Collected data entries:
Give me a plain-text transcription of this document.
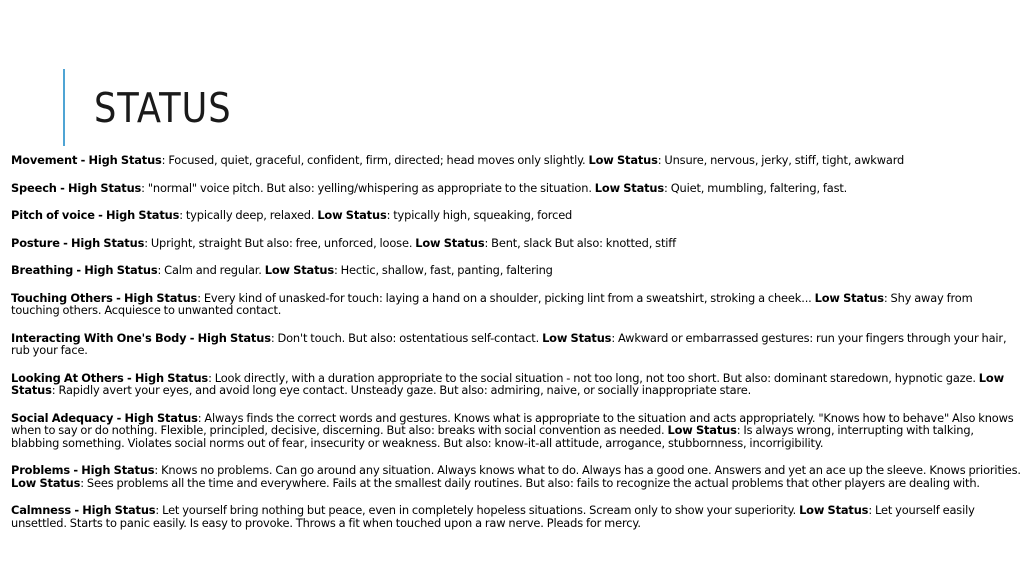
STATUS

Movement - High Status: Focused, quiet, graceful, confident, firm, directed; head moves only slightly. Low Status: Unsure, nervous, jerky, stiff, tight, awkward

Speech - High Status: "normal" voice pitch. But also: yelling/whispering as appropriate to the situation. Low Status: Quiet, mumbling, faltering, fast.

Pitch of voice - High Status: typically deep, relaxed. Low Status: typically high, squeaking, forced

Posture - High Status: Upright, straight But also: free, unforced, loose. Low Status: Bent, slack But also: knotted, stiff

Breathing - High Status: Calm and regular. Low Status: Hectic, shallow, fast, panting, faltering

Touching Others - High Status: Every kind of unasked-for touch: laying a hand on a shoulder, picking lint from a sweatshirt, stroking a cheek... Low Status: Shy away from touching others. Acquiesce to unwanted contact.

Interacting With One's Body - High Status: Don't touch. But also: ostentatious self-contact. Low Status: Awkward or embarrassed gestures: run your fingers through your hair, rub your face.

Looking At Others - High Status: Look directly, with a duration appropriate to the social situation - not too long, not too short. But also: dominant staredown, hypnotic gaze. Low Status: Rapidly avert your eyes, and avoid long eye contact. Unsteady gaze. But also: admiring, naive, or socially inappropriate stare.

Social Adequacy - High Status: Always finds the correct words and gestures. Knows what is appropriate to the situation and acts appropriately. "Knows how to behave" Also knows when to say or do nothing. Flexible, principled, decisive, discerning. But also: breaks with social convention as needed. Low Status: Is always wrong, interrupting with talking, blabbing something. Violates social norms out of fear, insecurity or weakness. But also: know-it-all attitude, arrogance, stubbornness, incorrigibility.

Problems - High Status: Knows no problems. Can go around any situation. Always knows what to do. Always has a good one. Answers and yet an ace up the sleeve. Knows priorities. Low Status: Sees problems all the time and everywhere. Fails at the smallest daily routines. But also: fails to recognize the actual problems that other players are dealing with.

Calmness - High Status: Let yourself bring nothing but peace, even in completely hopeless situations. Scream only to show your superiority. Low Status: Let yourself easily unsettled. Starts to panic easily. Is easy to provoke. Throws a fit when touched upon a raw nerve. Pleads for mercy.
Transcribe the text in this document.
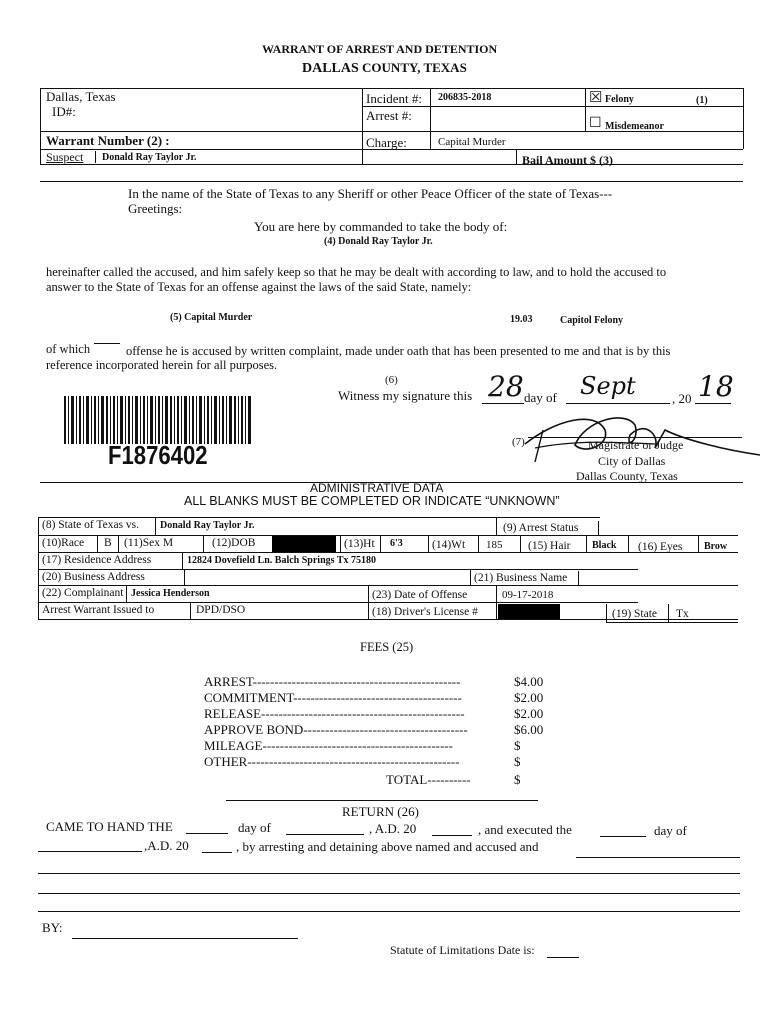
WARRANT OF ARREST AND DETENTION
DALLAS COUNTY, TEXAS
Dallas, Texas
ID#:
Incident #: 206835-2018
Arrest #:
☒ Felony	(1)
☐ Misdemeanor
Warrant Number (2) :	Charge:	Capital Murder
Suspect Donald Ray Taylor Jr.	Bail Amount $ (3)
In the name of the State of Texas to any Sheriff or other Peace Officer of the state of Texas---
Greetings:
You are here by commanded to take the body of:
(4) Donald Ray Taylor Jr.
hereinafter called the accused, and him safely keep so that he may be dealt with according to law, and to hold the accused to
answer to the State of Texas for an offense against the laws of the said State, namely:
(5) Capital Murder	19.03	Capitol Felony
of which	offense he is accused by written complaint, made under oath that has been presented to me and that is by this
reference incorporated herein for all purposes.
(6)
Witness my signature this 28 day of Sept	, 20 18
F1876402	(7)	Magistrate or Judge
City of Dallas
Dallas County, Texas
ADMINISTRATIVE DATA
ALL BLANKS MUST BE COMPLETED OR INDICATE “UNKNOWN”
(8) State of Texas vs. Donald Ray Taylor Jr.	(9) Arrest Status
(10)Race B (11)Sex M	(12)DOB	(13)Ht 6'3	(14)Wt 185 (15) Hair Black (16) Eyes Brow
(17) Residence Address	12824 Dovefield Ln. Balch Springs Tx 75180
(20) Business Address	(21) Business Name
(22) Complainant Jessica Henderson	(23) Date of Offense	09-17-2018
Arrest Warrant Issued to	DPD/DSO	(18) Driver's License #	(19) State Tx
FEES (25)
ARREST------------------------------------------------	$4.00
COMMITMENT---------------------------------------	$2.00
RELEASE-----------------------------------------------	$2.00
APPROVE BOND--------------------------------------	$6.00
MILEAGE--------------------------------------------	$
OTHER-------------------------------------------------	$
TOTAL----------	$
RETURN (26)
CAME TO HAND THE	day of	, A.D. 20	, and executed the	day of
,A.D. 20	, by arresting and detaining above named and accused and
BY:
Statute of Limitations Date is:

-- REQUIREMENT --
Give the material again exactly as it is, but keep the pictures out.

-- ANSWER TO THIS TASK --
Give me a plain-text transcription of this document.
STATUS

Movement - High Status: Focused, quiet, graceful, confident, firm, directed; head moves only slightly. Low Status: Unsure, nervous, jerky, stiff, tight, awkward

Speech - High Status: "normal" voice pitch. But also: yelling/whispering as appropriate to the situation. Low Status: Quiet, mumbling, faltering, fast.

Pitch of voice - High Status: typically deep, relaxed. Low Status: typically high, squeaking, forced

Posture - High Status: Upright, straight But also: free, unforced, loose. Low Status: Bent, slack But also: knotted, stiff

Breathing - High Status: Calm and regular. Low Status: Hectic, shallow, fast, panting, faltering

Touching Others - High Status: Every kind of unasked-for touch: laying a hand on a shoulder, picking lint from a sweatshirt, stroking a cheek... Low Status: Shy away from touching others. Acquiesce to unwanted contact.

Interacting With One's Body - High Status: Don't touch. But also: ostentatious self-contact. Low Status: Awkward or embarrassed gestures: run your fingers through your hair, rub your face.

Looking At Others - High Status: Look directly, with a duration appropriate to the social situation - not too long, not too short. But also: dominant staredown, hypnotic gaze. Low Status: Rapidly avert your eyes, and avoid long eye contact. Unsteady gaze. But also: admiring, naive, or socially inappropriate stare.

Social Adequacy - High Status: Always finds the correct words and gestures. Knows what is appropriate to the situation and acts appropriately. "Knows how to behave" Also knows when to say or do nothing. Flexible, principled, decisive, discerning. But also: breaks with social convention as needed. Low Status: Is always wrong, interrupting with talking, blabbing something. Violates social norms out of fear, insecurity or weakness. But also: know-it-all attitude, arrogance, stubbornness, incorrigibility.

Problems - High Status: Knows no problems. Can go around any situation. Always knows what to do. Always has a good one. Answers and yet an ace up the sleeve. Knows priorities. Low Status: Sees problems all the time and everywhere. Fails at the smallest daily routines. But also: fails to recognize the actual problems that other players are dealing with.

Calmness - High Status: Let yourself bring nothing but peace, even in completely hopeless situations. Scream only to show your superiority. Low Status: Let yourself easily unsettled. Starts to panic easily. Is easy to provoke. Throws a fit when touched upon a raw nerve. Pleads for mercy.
Transcribe the text in this document.
WARRANT OF ARREST AND DETENTION
DALLAS COUNTY, TEXAS
Dallas, Texas
ID#:
Incident #: 206835-2018
Arrest #:
☒ Felony	(1)
☐ Misdemeanor
Warrant Number (2) :	Charge:	Capital Murder
Suspect Donald Ray Taylor Jr.	Bail Amount $ (3)
In the name of the State of Texas to any Sheriff or other Peace Officer of the state of Texas---
Greetings:
You are here by commanded to take the body of:
(4) Donald Ray Taylor Jr.
hereinafter called the accused, and him safely keep so that he may be dealt with according to law, and to hold the accused to
answer to the State of Texas for an offense against the laws of the said State, namely:
(5) Capital Murder	19.03	Capitol Felony
of which	offense he is accused by written complaint, made under oath that has been presented to me and that is by this
reference incorporated herein for all purposes.
(6)
Witness my signature this 28 day of Sept	, 20 18
F1876402	(7)	Magistrate or Judge
City of Dallas
Dallas County, Texas
ADMINISTRATIVE DATA
ALL BLANKS MUST BE COMPLETED OR INDICATE “UNKNOWN”
(8) State of Texas vs. Donald Ray Taylor Jr.	(9) Arrest Status
(10)Race B (11)Sex M	(12)DOB	(13)Ht 6'3	(14)Wt 185 (15) Hair Black (16) Eyes Brow
(17) Residence Address	12824 Dovefield Ln. Balch Springs Tx 75180
(20) Business Address	(21) Business Name
(22) Complainant Jessica Henderson	(23) Date of Offense	09-17-2018
Arrest Warrant Issued to	DPD/DSO	(18) Driver's License #	(19) State Tx
FEES (25)
ARREST------------------------------------------------	$4.00
COMMITMENT---------------------------------------	$2.00
RELEASE-----------------------------------------------	$2.00
APPROVE BOND--------------------------------------	$6.00
MILEAGE--------------------------------------------	$
OTHER-------------------------------------------------	$
TOTAL----------	$
RETURN (26)
CAME TO HAND THE	day of	, A.D. 20	, and executed the	day of
,A.D. 20	, by arresting and detaining above named and accused and
BY:
Statute of Limitations Date is:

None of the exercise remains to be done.